▶ WORK TO COMPLETE: Exactly reproduce all the records, keeping pictures out of the copy.

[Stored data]
★ ★ ★ ★ ★ ★ ★
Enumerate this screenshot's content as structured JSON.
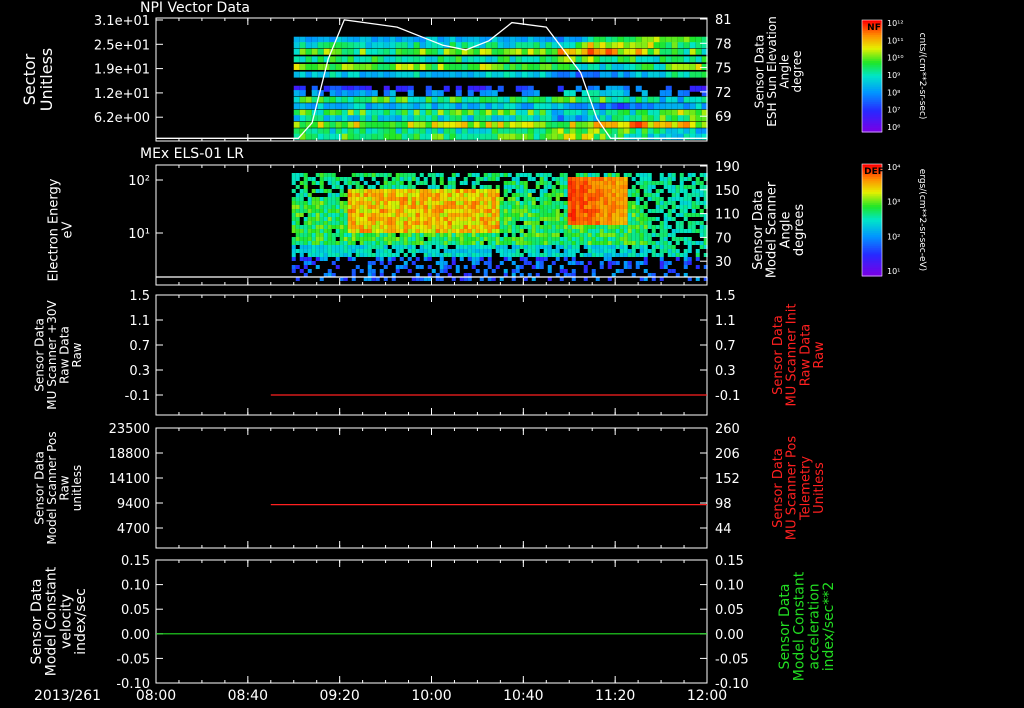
{
  "colors": {
    "white": "#ffffff",
    "red": "#ff2020",
    "green": "#22dd22",
    "black": "#000000"
  },
  "x_axis": {
    "date": "2013/261",
    "ticks": [
      "08:00",
      "08:40",
      "09:20",
      "10:00",
      "10:40",
      "11:20",
      "12:00"
    ]
  },
  "chart_data": [
    {
      "type": "heatmap",
      "title": "NPI Vector Data",
      "ylabel": [
        "Sector",
        "Unitless"
      ],
      "yticks": [
        "3.1e+01",
        "2.5e+01",
        "1.9e+01",
        "1.2e+01",
        "6.2e+00"
      ],
      "data_start": "09:00",
      "overlay": {
        "ylabel": [
          "Sensor Data",
          "ESH Sun Elevation",
          "Angle",
          "degree"
        ],
        "yticks": [
          "81",
          "78",
          "75",
          "72",
          "69"
        ],
        "ylim": [
          67.5,
          81
        ],
        "x": [
          "08:00",
          "09:02",
          "09:08",
          "09:15",
          "09:22",
          "09:45",
          "10:05",
          "10:15",
          "10:25",
          "10:35",
          "10:50",
          "11:05",
          "11:12",
          "11:18",
          "12:00"
        ],
        "y": [
          67.8,
          67.8,
          69.5,
          76.5,
          80.8,
          80,
          78,
          77.5,
          78.5,
          80.5,
          80,
          75,
          70,
          67.8,
          67.8
        ]
      },
      "colorbar": {
        "label": "NF",
        "units": "cnts/(cm**2-sr-sec)",
        "ticks": [
          "10¹²",
          "10¹¹",
          "10¹⁰",
          "10⁹",
          "10⁸",
          "10⁷",
          "10⁶"
        ]
      }
    },
    {
      "type": "heatmap",
      "title": "MEx ELS-01 LR",
      "ylabel": [
        "Electron Energy",
        "eV"
      ],
      "yticks": [
        "10²",
        "10¹"
      ],
      "data_start": "09:00",
      "overlay": {
        "ylabel": [
          "Sensor Data",
          "Model Scanner",
          "Angle",
          "degrees"
        ],
        "yticks": [
          "190",
          "150",
          "110",
          "70",
          "30"
        ],
        "value": 10
      },
      "colorbar": {
        "label": "DEF",
        "units": "ergs/(cm**2-sr-sec-eV)",
        "ticks": [
          "10⁴",
          "10³",
          "10²",
          "10¹"
        ]
      }
    },
    {
      "type": "line",
      "ylabel": [
        "Sensor Data",
        "MU Scanner +30V",
        "Raw Data",
        "Raw"
      ],
      "yticks_left": [
        "1.5",
        "1.1",
        "0.7",
        "0.3",
        "-0.1"
      ],
      "ylim_left": [
        -0.3,
        1.5
      ],
      "right_label": [
        "Sensor Data",
        "MU Scanner Init",
        "Raw Data",
        "Raw"
      ],
      "yticks_right": [
        "1.5",
        "1.1",
        "0.7",
        "0.3",
        "-0.1"
      ],
      "series": [
        {
          "x": [
            "08:50",
            "12:00"
          ],
          "y": [
            0.0,
            0.0
          ]
        }
      ]
    },
    {
      "type": "line",
      "ylabel": [
        "Sensor Data",
        "Model Scanner Pos",
        "Raw",
        "unitless"
      ],
      "yticks_left": [
        "23500",
        "18800",
        "14100",
        "9400",
        "4700"
      ],
      "ylim_left": [
        0,
        23500
      ],
      "right_label": [
        "Sensor Data",
        "MU Scanner Pos",
        "Telemetry",
        "Unitless"
      ],
      "yticks_right": [
        "260",
        "206",
        "152",
        "98",
        "44"
      ],
      "series": [
        {
          "x": [
            "08:50",
            "12:00"
          ],
          "y": [
            8500,
            8500
          ]
        }
      ]
    },
    {
      "type": "line",
      "ylabel": [
        "Sensor Data",
        "Model Constant",
        "velocity",
        "index/sec"
      ],
      "yticks_left": [
        "0.15",
        "0.10",
        "0.05",
        "0.00",
        "-0.05",
        "-0.10"
      ],
      "ylim_left": [
        -0.1,
        0.15
      ],
      "right_label": [
        "Sensor Data",
        "Model Constant",
        "acceleration",
        "index/sec**2"
      ],
      "yticks_right": [
        "0.15",
        "0.10",
        "0.05",
        "0.00",
        "-0.05",
        "-0.10"
      ],
      "series": [
        {
          "x": [
            "08:00",
            "12:00"
          ],
          "y": [
            0.0,
            0.0
          ]
        }
      ]
    }
  ]
}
★ ★ ★ ★ ★ ★ ★
▶ WRITTEN SOLUTION:
Enumerate this screenshot's content as structured JSON.
{
  "colors": {
    "white": "#ffffff",
    "red": "#ff2020",
    "green": "#22dd22",
    "black": "#000000"
  },
  "x_axis": {
    "date": "2013/261",
    "ticks": [
      "08:00",
      "08:40",
      "09:20",
      "10:00",
      "10:40",
      "11:20",
      "12:00"
    ]
  },
  "chart_data": [
    {
      "type": "heatmap",
      "title": "NPI Vector Data",
      "ylabel": [
        "Sector",
        "Unitless"
      ],
      "yticks": [
        "3.1e+01",
        "2.5e+01",
        "1.9e+01",
        "1.2e+01",
        "6.2e+00"
      ],
      "data_start": "09:00",
      "overlay": {
        "ylabel": [
          "Sensor Data",
          "ESH Sun Elevation",
          "Angle",
          "degree"
        ],
        "yticks": [
          "81",
          "78",
          "75",
          "72",
          "69"
        ],
        "ylim": [
          67.5,
          81
        ],
        "x": [
          "08:00",
          "09:02",
          "09:08",
          "09:15",
          "09:22",
          "09:45",
          "10:05",
          "10:15",
          "10:25",
          "10:35",
          "10:50",
          "11:05",
          "11:12",
          "11:18",
          "12:00"
        ],
        "y": [
          67.8,
          67.8,
          69.5,
          76.5,
          80.8,
          80,
          78,
          77.5,
          78.5,
          80.5,
          80,
          75,
          70,
          67.8,
          67.8
        ]
      },
      "colorbar": {
        "label": "NF",
        "units": "cnts/(cm**2-sr-sec)",
        "ticks": [
          "10¹²",
          "10¹¹",
          "10¹⁰",
          "10⁹",
          "10⁸",
          "10⁷",
          "10⁶"
        ]
      }
    },
    {
      "type": "heatmap",
      "title": "MEx ELS-01 LR",
      "ylabel": [
        "Electron Energy",
        "eV"
      ],
      "yticks": [
        "10²",
        "10¹"
      ],
      "data_start": "09:00",
      "overlay": {
        "ylabel": [
          "Sensor Data",
          "Model Scanner",
          "Angle",
          "degrees"
        ],
        "yticks": [
          "190",
          "150",
          "110",
          "70",
          "30"
        ],
        "value": 10
      },
      "colorbar": {
        "label": "DEF",
        "units": "ergs/(cm**2-sr-sec-eV)",
        "ticks": [
          "10⁴",
          "10³",
          "10²",
          "10¹"
        ]
      }
    },
    {
      "type": "line",
      "ylabel": [
        "Sensor Data",
        "MU Scanner +30V",
        "Raw Data",
        "Raw"
      ],
      "yticks_left": [
        "1.5",
        "1.1",
        "0.7",
        "0.3",
        "-0.1"
      ],
      "ylim_left": [
        -0.3,
        1.5
      ],
      "right_label": [
        "Sensor Data",
        "MU Scanner Init",
        "Raw Data",
        "Raw"
      ],
      "yticks_right": [
        "1.5",
        "1.1",
        "0.7",
        "0.3",
        "-0.1"
      ],
      "series": [
        {
          "x": [
            "08:50",
            "12:00"
          ],
          "y": [
            0.0,
            0.0
          ]
        }
      ]
    },
    {
      "type": "line",
      "ylabel": [
        "Sensor Data",
        "Model Scanner Pos",
        "Raw",
        "unitless"
      ],
      "yticks_left": [
        "23500",
        "18800",
        "14100",
        "9400",
        "4700"
      ],
      "ylim_left": [
        0,
        23500
      ],
      "right_label": [
        "Sensor Data",
        "MU Scanner Pos",
        "Telemetry",
        "Unitless"
      ],
      "yticks_right": [
        "260",
        "206",
        "152",
        "98",
        "44"
      ],
      "series": [
        {
          "x": [
            "08:50",
            "12:00"
          ],
          "y": [
            8500,
            8500
          ]
        }
      ]
    },
    {
      "type": "line",
      "ylabel": [
        "Sensor Data",
        "Model Constant",
        "velocity",
        "index/sec"
      ],
      "yticks_left": [
        "0.15",
        "0.10",
        "0.05",
        "0.00",
        "-0.05",
        "-0.10"
      ],
      "ylim_left": [
        -0.1,
        0.15
      ],
      "right_label": [
        "Sensor Data",
        "Model Constant",
        "acceleration",
        "index/sec**2"
      ],
      "yticks_right": [
        "0.15",
        "0.10",
        "0.05",
        "0.00",
        "-0.05",
        "-0.10"
      ],
      "series": [
        {
          "x": [
            "08:00",
            "12:00"
          ],
          "y": [
            0.0,
            0.0
          ]
        }
      ]
    }
  ]
}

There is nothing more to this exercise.